Source data —
= = = = = = =
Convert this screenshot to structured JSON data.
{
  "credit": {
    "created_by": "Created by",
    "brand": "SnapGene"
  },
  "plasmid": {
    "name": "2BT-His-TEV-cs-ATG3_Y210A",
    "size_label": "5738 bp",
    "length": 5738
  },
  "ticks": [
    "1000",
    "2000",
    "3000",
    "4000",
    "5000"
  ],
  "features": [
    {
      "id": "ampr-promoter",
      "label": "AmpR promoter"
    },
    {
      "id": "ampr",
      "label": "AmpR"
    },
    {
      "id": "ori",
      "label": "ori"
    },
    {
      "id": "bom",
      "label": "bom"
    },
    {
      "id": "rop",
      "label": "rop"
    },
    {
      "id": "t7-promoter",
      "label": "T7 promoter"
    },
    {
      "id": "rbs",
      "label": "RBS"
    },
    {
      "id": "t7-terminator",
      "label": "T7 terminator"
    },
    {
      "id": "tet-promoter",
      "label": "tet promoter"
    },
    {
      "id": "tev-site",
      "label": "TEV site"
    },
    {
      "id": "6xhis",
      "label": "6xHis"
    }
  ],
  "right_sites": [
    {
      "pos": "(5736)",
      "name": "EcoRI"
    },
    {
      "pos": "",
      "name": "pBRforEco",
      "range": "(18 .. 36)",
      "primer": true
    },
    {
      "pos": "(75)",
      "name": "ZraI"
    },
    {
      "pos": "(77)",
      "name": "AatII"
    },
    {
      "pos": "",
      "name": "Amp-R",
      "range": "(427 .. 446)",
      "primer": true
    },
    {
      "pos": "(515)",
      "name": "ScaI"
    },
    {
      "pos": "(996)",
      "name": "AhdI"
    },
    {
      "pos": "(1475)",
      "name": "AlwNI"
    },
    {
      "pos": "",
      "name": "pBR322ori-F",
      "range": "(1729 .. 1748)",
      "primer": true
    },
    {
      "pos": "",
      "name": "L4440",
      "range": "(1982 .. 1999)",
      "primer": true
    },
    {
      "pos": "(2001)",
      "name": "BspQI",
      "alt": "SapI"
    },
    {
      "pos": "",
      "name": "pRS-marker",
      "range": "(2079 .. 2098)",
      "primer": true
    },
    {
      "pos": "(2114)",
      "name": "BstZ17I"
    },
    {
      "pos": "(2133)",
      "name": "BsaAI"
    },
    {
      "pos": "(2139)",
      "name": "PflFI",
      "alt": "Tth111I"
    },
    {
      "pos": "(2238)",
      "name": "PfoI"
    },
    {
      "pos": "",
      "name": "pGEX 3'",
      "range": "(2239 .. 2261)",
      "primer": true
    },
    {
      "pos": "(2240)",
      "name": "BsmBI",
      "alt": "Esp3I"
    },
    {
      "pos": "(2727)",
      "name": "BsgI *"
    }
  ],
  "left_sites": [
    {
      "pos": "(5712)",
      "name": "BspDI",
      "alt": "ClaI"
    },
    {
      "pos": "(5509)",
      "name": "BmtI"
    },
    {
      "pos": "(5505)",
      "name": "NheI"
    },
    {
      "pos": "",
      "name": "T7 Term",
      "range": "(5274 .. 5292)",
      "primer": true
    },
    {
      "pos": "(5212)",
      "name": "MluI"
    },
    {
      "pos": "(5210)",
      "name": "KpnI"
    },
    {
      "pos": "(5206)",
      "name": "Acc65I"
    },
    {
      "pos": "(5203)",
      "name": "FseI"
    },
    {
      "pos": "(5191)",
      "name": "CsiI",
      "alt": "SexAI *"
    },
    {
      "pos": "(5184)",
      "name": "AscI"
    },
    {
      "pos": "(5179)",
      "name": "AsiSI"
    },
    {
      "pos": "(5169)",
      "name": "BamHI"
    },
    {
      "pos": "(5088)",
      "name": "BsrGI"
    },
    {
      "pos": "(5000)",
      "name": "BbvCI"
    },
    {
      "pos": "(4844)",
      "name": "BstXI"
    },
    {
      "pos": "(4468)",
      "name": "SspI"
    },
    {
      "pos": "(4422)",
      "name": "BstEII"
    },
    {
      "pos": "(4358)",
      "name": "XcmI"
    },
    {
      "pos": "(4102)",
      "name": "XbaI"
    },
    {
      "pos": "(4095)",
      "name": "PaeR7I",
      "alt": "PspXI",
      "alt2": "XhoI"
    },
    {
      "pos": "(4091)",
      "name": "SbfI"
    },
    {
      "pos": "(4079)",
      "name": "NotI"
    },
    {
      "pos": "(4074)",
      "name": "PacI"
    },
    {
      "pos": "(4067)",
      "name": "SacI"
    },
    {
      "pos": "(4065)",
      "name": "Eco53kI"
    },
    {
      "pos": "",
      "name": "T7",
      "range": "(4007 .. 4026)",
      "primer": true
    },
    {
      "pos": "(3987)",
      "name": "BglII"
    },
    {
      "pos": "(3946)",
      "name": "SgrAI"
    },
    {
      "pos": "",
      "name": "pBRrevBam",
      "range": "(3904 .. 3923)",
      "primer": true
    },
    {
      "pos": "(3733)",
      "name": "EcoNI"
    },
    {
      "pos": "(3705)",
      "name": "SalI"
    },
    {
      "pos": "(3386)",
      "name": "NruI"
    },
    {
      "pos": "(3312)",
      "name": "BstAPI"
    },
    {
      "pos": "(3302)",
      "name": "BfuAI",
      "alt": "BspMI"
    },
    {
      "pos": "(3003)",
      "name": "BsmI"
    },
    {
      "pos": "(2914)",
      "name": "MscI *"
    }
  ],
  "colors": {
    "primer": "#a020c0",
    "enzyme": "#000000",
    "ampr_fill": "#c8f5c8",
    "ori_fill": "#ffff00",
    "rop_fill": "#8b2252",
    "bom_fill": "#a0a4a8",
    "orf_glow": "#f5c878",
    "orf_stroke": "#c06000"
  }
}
= = = = = = =
In this exercise, give every record above again exactly.

Convert this screenshot to structured JSON data.
{
  "credit": {
    "created_by": "Created by",
    "brand": "SnapGene"
  },
  "plasmid": {
    "name": "2BT-His-TEV-cs-ATG3_Y210A",
    "size_label": "5738 bp",
    "length": 5738
  },
  "ticks": [
    "1000",
    "2000",
    "3000",
    "4000",
    "5000"
  ],
  "features": [
    {
      "id": "ampr-promoter",
      "label": "AmpR promoter"
    },
    {
      "id": "ampr",
      "label": "AmpR"
    },
    {
      "id": "ori",
      "label": "ori"
    },
    {
      "id": "bom",
      "label": "bom"
    },
    {
      "id": "rop",
      "label": "rop"
    },
    {
      "id": "t7-promoter",
      "label": "T7 promoter"
    },
    {
      "id": "rbs",
      "label": "RBS"
    },
    {
      "id": "t7-terminator",
      "label": "T7 terminator"
    },
    {
      "id": "tet-promoter",
      "label": "tet promoter"
    },
    {
      "id": "tev-site",
      "label": "TEV site"
    },
    {
      "id": "6xhis",
      "label": "6xHis"
    }
  ],
  "right_sites": [
    {
      "pos": "(5736)",
      "name": "EcoRI"
    },
    {
      "pos": "",
      "name": "pBRforEco",
      "range": "(18 .. 36)",
      "primer": true
    },
    {
      "pos": "(75)",
      "name": "ZraI"
    },
    {
      "pos": "(77)",
      "name": "AatII"
    },
    {
      "pos": "",
      "name": "Amp-R",
      "range": "(427 .. 446)",
      "primer": true
    },
    {
      "pos": "(515)",
      "name": "ScaI"
    },
    {
      "pos": "(996)",
      "name": "AhdI"
    },
    {
      "pos": "(1475)",
      "name": "AlwNI"
    },
    {
      "pos": "",
      "name": "pBR322ori-F",
      "range": "(1729 .. 1748)",
      "primer": true
    },
    {
      "pos": "",
      "name": "L4440",
      "range": "(1982 .. 1999)",
      "primer": true
    },
    {
      "pos": "(2001)",
      "name": "BspQI",
      "alt": "SapI"
    },
    {
      "pos": "",
      "name": "pRS-marker",
      "range": "(2079 .. 2098)",
      "primer": true
    },
    {
      "pos": "(2114)",
      "name": "BstZ17I"
    },
    {
      "pos": "(2133)",
      "name": "BsaAI"
    },
    {
      "pos": "(2139)",
      "name": "PflFI",
      "alt": "Tth111I"
    },
    {
      "pos": "(2238)",
      "name": "PfoI"
    },
    {
      "pos": "",
      "name": "pGEX 3'",
      "range": "(2239 .. 2261)",
      "primer": true
    },
    {
      "pos": "(2240)",
      "name": "BsmBI",
      "alt": "Esp3I"
    },
    {
      "pos": "(2727)",
      "name": "BsgI *"
    }
  ],
  "left_sites": [
    {
      "pos": "(5712)",
      "name": "BspDI",
      "alt": "ClaI"
    },
    {
      "pos": "(5509)",
      "name": "BmtI"
    },
    {
      "pos": "(5505)",
      "name": "NheI"
    },
    {
      "pos": "",
      "name": "T7 Term",
      "range": "(5274 .. 5292)",
      "primer": true
    },
    {
      "pos": "(5212)",
      "name": "MluI"
    },
    {
      "pos": "(5210)",
      "name": "KpnI"
    },
    {
      "pos": "(5206)",
      "name": "Acc65I"
    },
    {
      "pos": "(5203)",
      "name": "FseI"
    },
    {
      "pos": "(5191)",
      "name": "CsiI",
      "alt": "SexAI *"
    },
    {
      "pos": "(5184)",
      "name": "AscI"
    },
    {
      "pos": "(5179)",
      "name": "AsiSI"
    },
    {
      "pos": "(5169)",
      "name": "BamHI"
    },
    {
      "pos": "(5088)",
      "name": "BsrGI"
    },
    {
      "pos": "(5000)",
      "name": "BbvCI"
    },
    {
      "pos": "(4844)",
      "name": "BstXI"
    },
    {
      "pos": "(4468)",
      "name": "SspI"
    },
    {
      "pos": "(4422)",
      "name": "BstEII"
    },
    {
      "pos": "(4358)",
      "name": "XcmI"
    },
    {
      "pos": "(4102)",
      "name": "XbaI"
    },
    {
      "pos": "(4095)",
      "name": "PaeR7I",
      "alt": "PspXI",
      "alt2": "XhoI"
    },
    {
      "pos": "(4091)",
      "name": "SbfI"
    },
    {
      "pos": "(4079)",
      "name": "NotI"
    },
    {
      "pos": "(4074)",
      "name": "PacI"
    },
    {
      "pos": "(4067)",
      "name": "SacI"
    },
    {
      "pos": "(4065)",
      "name": "Eco53kI"
    },
    {
      "pos": "",
      "name": "T7",
      "range": "(4007 .. 4026)",
      "primer": true
    },
    {
      "pos": "(3987)",
      "name": "BglII"
    },
    {
      "pos": "(3946)",
      "name": "SgrAI"
    },
    {
      "pos": "",
      "name": "pBRrevBam",
      "range": "(3904 .. 3923)",
      "primer": true
    },
    {
      "pos": "(3733)",
      "name": "EcoNI"
    },
    {
      "pos": "(3705)",
      "name": "SalI"
    },
    {
      "pos": "(3386)",
      "name": "NruI"
    },
    {
      "pos": "(3312)",
      "name": "BstAPI"
    },
    {
      "pos": "(3302)",
      "name": "BfuAI",
      "alt": "BspMI"
    },
    {
      "pos": "(3003)",
      "name": "BsmI"
    },
    {
      "pos": "(2914)",
      "name": "MscI *"
    }
  ],
  "colors": {
    "primer": "#a020c0",
    "enzyme": "#000000",
    "ampr_fill": "#c8f5c8",
    "ori_fill": "#ffff00",
    "rop_fill": "#8b2252",
    "bom_fill": "#a0a4a8",
    "orf_glow": "#f5c878",
    "orf_stroke": "#c06000"
  }
}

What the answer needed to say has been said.